§ Article
________________________________________
Le film de la semaine : Mes Provinciales, éducation sentimentale et illusions perdues de la jeunesse


Etienne (Andranic Manet) abndonne sa vie lyonnaise pour venir à Paris étudier le cinéma.

Mes provinciales, réalisé par Jean-Paul Civeyrac (voir sa rétrospective à la Cinémathèque de Paris)  raconte l'histoire d'Etienne, jeune étudiant, fraîchement arrivé de province à Paris pour y faire des études de cinéma. Il y rencontre Mathias et Jean-Noël qui vivent de la même passion. Durant son année à l'université Etienne se trouve confronté à ses désillusions et à la complexité des relations...

La note : 4/5 
Le film rend un portrait à la fois réaliste et romanesque de la vie étudiante, avec le quête de ses convictions, de ses ambition, de la complexité relationnelle... Images de toute beauté !


Corentin Fila, Gonzague Van Bervesseles et Andranic Manet,
  Mes Provinciales de Jean-Paul Civeyrac.


Critique


Dressant un récit sous forme "d'éducation sentimentale", Jean-Paul Civeyrac aborde les sujets qui touchent la jeunesse étudiante : l'amitié, l'amour, la politique, la philosophie ....Ces jeunes gens sont imprégnés de philosophie, de littérature, de musique et surtout passionnés de cinéma.

Les personnages se démarquent par des personnalités complexes. Etienne pourrait être qualifié de naïf de par son illusion de l'utopie parisienne. Il est à la fois mélancolique et enfantin, poussé par ses impulsions premières et ses difficultés à reconnaître ses torts.
________________________________________
§ Bloc de données
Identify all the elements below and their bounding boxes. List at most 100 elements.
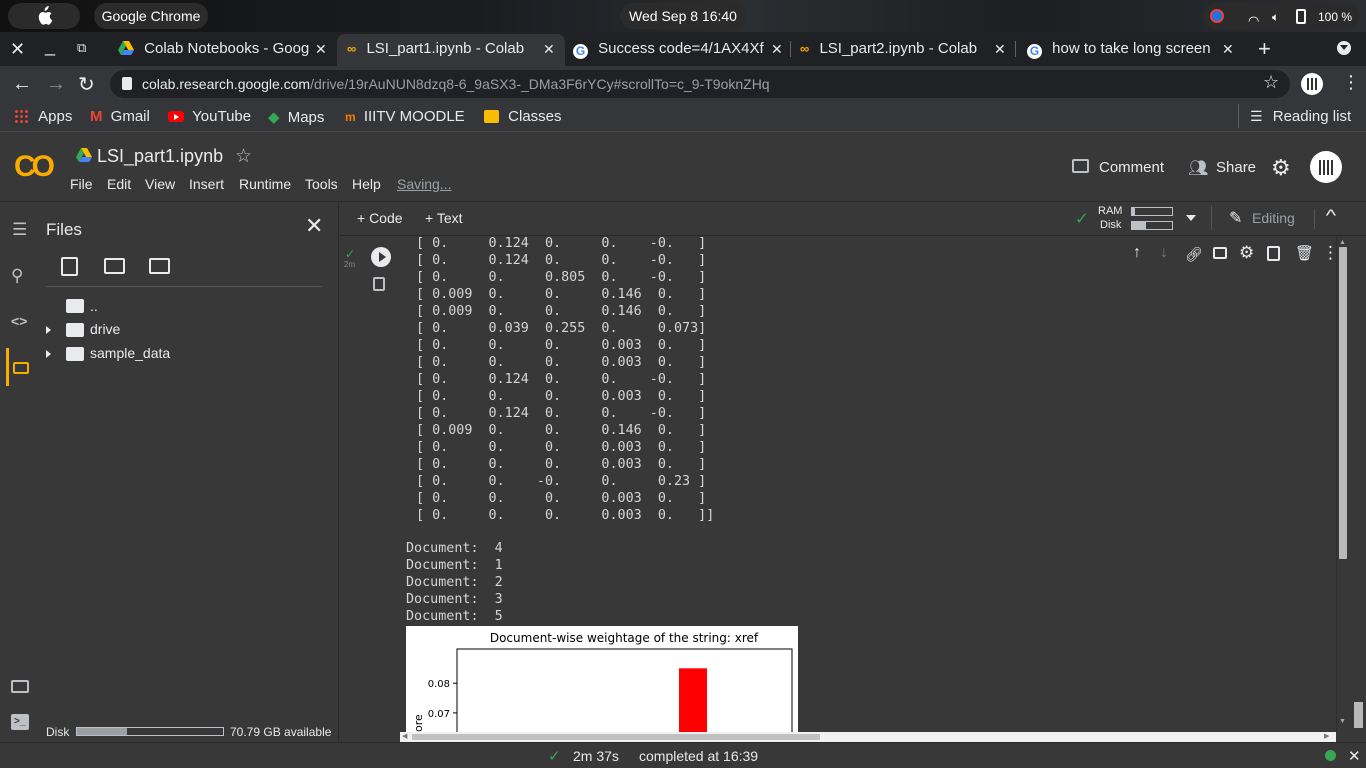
________________________________________
§ Consigne
Pour chacune des affirmations suivantes, indiquez par oui ou par non si elle s'accorde avec l'article sur Mes Provinciales, puis citez les mots de l'article qui le montrent : (a) Etienne a quitté Lyon pour venir à Paris. (b) Le film a reçu la note de 3/5. (c) Les jeunes gens du film sont surtout passionnés de musique.

§ Résultat
(a) Oui : « sa vie lyonnaise pour venir à Paris étudier le cinéma »
(b) Non : « La note : 4/5 »
(c) Non : « surtout passionnés de cinéma »